- Requirement
Restate the listing that follows word for word, without its pictures.
Start Material for this task
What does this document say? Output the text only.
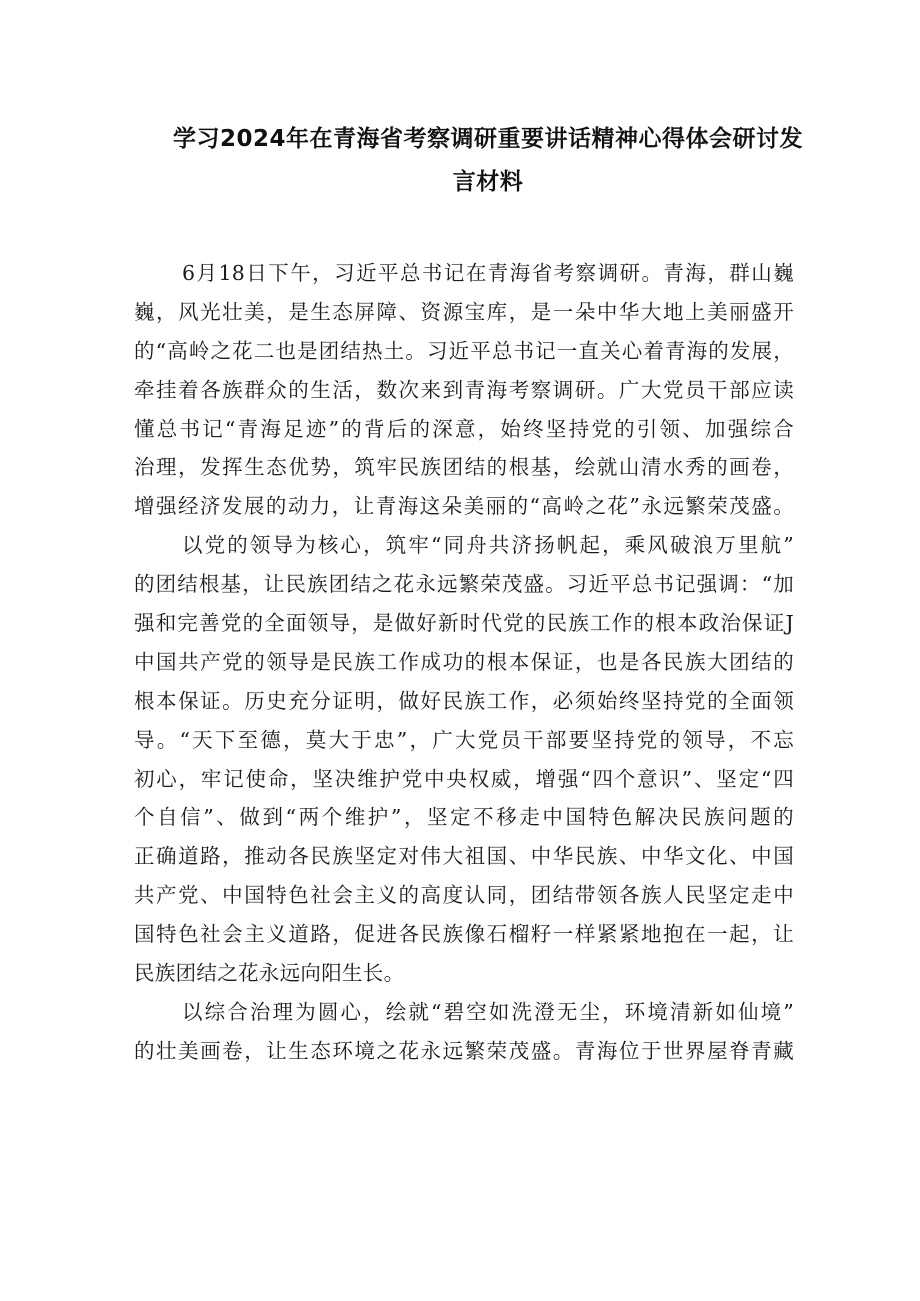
学习2024年在青海省考察调研重要讲话精神心得体会研讨发
言材料
6月18日下午，习近平总书记在青海省考察调研。青海，群山巍
巍，风光壮美，是生态屏障、资源宝库，是一朵中华大地上美丽盛开
的“高岭之花二也是团结热土。习近平总书记一直关心着青海的发展，
牵挂着各族群众的生活，数次来到青海考察调研。广大党员干部应读
懂总书记“青海足迹”的背后的深意，始终坚持党的引领、加强综合
治理，发挥生态优势，筑牢民族团结的根基，绘就山清水秀的画卷，
增强经济发展的动力，让青海这朵美丽的“高岭之花”永远繁荣茂盛。
以党的领导为核心，筑牢“同舟共济扬帆起，乘风破浪万里航”
的团结根基，让民族团结之花永远繁荣茂盛。习近平总书记强调：“加
强和完善党的全面领导，是做好新时代党的民族工作的根本政治保证J
中国共产党的领导是民族工作成功的根本保证，也是各民族大团结的
根本保证。历史充分证明，做好民族工作，必须始终坚持党的全面领
导。“天下至德，莫大于忠”，广大党员干部要坚持党的领导，不忘
初心，牢记使命，坚决维护党中央权威，增强“四个意识”、坚定“四
个自信”、做到“两个维护”，坚定不移走中国特色解决民族问题的
正确道路，推动各民族坚定对伟大祖国、中华民族、中华文化、中国
共产党、中国特色社会主义的高度认同，团结带领各族人民坚定走中
国特色社会主义道路，促进各民族像石榴籽一样紧紧地抱在一起，让
民族团结之花永远向阳生长。
以综合治理为圆心，绘就“碧空如洗澄无尘，环境清新如仙境”
的壮美画卷，让生态环境之花永远繁荣茂盛。青海位于世界屋脊青藏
End Material for this task
- Written solution
What does this document say? Output the text only.
学习2024年在青海省考察调研重要讲话精神心得体会研讨发
言材料
6月18日下午，习近平总书记在青海省考察调研。青海，群山巍
巍，风光壮美，是生态屏障、资源宝库，是一朵中华大地上美丽盛开
的“高岭之花二也是团结热土。习近平总书记一直关心着青海的发展，
牵挂着各族群众的生活，数次来到青海考察调研。广大党员干部应读
懂总书记“青海足迹”的背后的深意，始终坚持党的引领、加强综合
治理，发挥生态优势，筑牢民族团结的根基，绘就山清水秀的画卷，
增强经济发展的动力，让青海这朵美丽的“高岭之花”永远繁荣茂盛。
以党的领导为核心，筑牢“同舟共济扬帆起，乘风破浪万里航”
的团结根基，让民族团结之花永远繁荣茂盛。习近平总书记强调：“加
强和完善党的全面领导，是做好新时代党的民族工作的根本政治保证J
中国共产党的领导是民族工作成功的根本保证，也是各民族大团结的
根本保证。历史充分证明，做好民族工作，必须始终坚持党的全面领
导。“天下至德，莫大于忠”，广大党员干部要坚持党的领导，不忘
初心，牢记使命，坚决维护党中央权威，增强“四个意识”、坚定“四
个自信”、做到“两个维护”，坚定不移走中国特色解决民族问题的
正确道路，推动各民族坚定对伟大祖国、中华民族、中华文化、中国
共产党、中国特色社会主义的高度认同，团结带领各族人民坚定走中
国特色社会主义道路，促进各民族像石榴籽一样紧紧地抱在一起，让
民族团结之花永远向阳生长。
以综合治理为圆心，绘就“碧空如洗澄无尘，环境清新如仙境”
的壮美画卷，让生态环境之花永远繁荣茂盛。青海位于世界屋脊青藏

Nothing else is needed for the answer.